§ **SHORT EXERCISE**: Give every entry again, word for word and in full.

#### RECORD EXTRACTS ####

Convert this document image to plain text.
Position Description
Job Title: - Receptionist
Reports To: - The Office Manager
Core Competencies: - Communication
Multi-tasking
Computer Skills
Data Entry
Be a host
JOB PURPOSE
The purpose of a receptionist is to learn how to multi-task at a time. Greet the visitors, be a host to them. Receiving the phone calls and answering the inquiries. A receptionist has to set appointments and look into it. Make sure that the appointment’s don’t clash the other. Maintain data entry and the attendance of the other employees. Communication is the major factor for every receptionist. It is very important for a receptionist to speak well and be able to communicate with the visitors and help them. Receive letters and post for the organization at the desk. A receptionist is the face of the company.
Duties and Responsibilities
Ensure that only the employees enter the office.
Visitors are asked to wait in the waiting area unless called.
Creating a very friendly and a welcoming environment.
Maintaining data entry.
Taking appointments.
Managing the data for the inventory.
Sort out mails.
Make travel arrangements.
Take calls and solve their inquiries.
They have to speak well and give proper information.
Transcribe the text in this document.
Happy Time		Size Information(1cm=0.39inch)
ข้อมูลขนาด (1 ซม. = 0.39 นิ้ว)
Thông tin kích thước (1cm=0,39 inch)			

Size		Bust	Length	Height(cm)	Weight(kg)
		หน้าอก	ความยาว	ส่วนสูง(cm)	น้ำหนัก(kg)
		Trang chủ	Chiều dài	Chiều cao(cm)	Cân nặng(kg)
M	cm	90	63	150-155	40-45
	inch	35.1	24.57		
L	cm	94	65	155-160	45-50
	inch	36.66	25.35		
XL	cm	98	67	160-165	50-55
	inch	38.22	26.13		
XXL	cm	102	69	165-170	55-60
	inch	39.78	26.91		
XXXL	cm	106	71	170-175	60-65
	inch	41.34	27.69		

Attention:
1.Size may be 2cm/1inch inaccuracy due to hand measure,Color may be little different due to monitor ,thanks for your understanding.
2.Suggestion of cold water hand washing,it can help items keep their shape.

####

§ **ANSWER FOR THIS EXERCISE**:
Convert this document image to plain text.
Position Description
Job Title: - Receptionist
Reports To: - The Office Manager
Core Competencies: - Communication
Multi-tasking
Computer Skills
Data Entry
Be a host
JOB PURPOSE
The purpose of a receptionist is to learn how to multi-task at a time. Greet the visitors, be a host to them. Receiving the phone calls and answering the inquiries. A receptionist has to set appointments and look into it. Make sure that the appointment’s don’t clash the other. Maintain data entry and the attendance of the other employees. Communication is the major factor for every receptionist. It is very important for a receptionist to speak well and be able to communicate with the visitors and help them. Receive letters and post for the organization at the desk. A receptionist is the face of the company.
Duties and Responsibilities
Ensure that only the employees enter the office.
Visitors are asked to wait in the waiting area unless called.
Creating a very friendly and a welcoming environment.
Maintaining data entry.
Taking appointments.
Managing the data for the inventory.
Sort out mails.
Make travel arrangements.
Take calls and solve their inquiries.
They have to speak well and give proper information.
Transcribe the text in this document.
Happy Time		Size Information(1cm=0.39inch)
ข้อมูลขนาด (1 ซม. = 0.39 นิ้ว)
Thông tin kích thước (1cm=0,39 inch)			

Size		Bust	Length	Height(cm)	Weight(kg)
		หน้าอก	ความยาว	ส่วนสูง(cm)	น้ำหนัก(kg)
		Trang chủ	Chiều dài	Chiều cao(cm)	Cân nặng(kg)
M	cm	90	63	150-155	40-45
	inch	35.1	24.57		
L	cm	94	65	155-160	45-50
	inch	36.66	25.35		
XL	cm	98	67	160-165	50-55
	inch	38.22	26.13		
XXL	cm	102	69	165-170	55-60
	inch	39.78	26.91		
XXXL	cm	106	71	170-175	60-65
	inch	41.34	27.69		

Attention:
1.Size may be 2cm/1inch inaccuracy due to hand measure,Color may be little different due to monitor ,thanks for your understanding.
2.Suggestion of cold water hand washing,it can help items keep their shape.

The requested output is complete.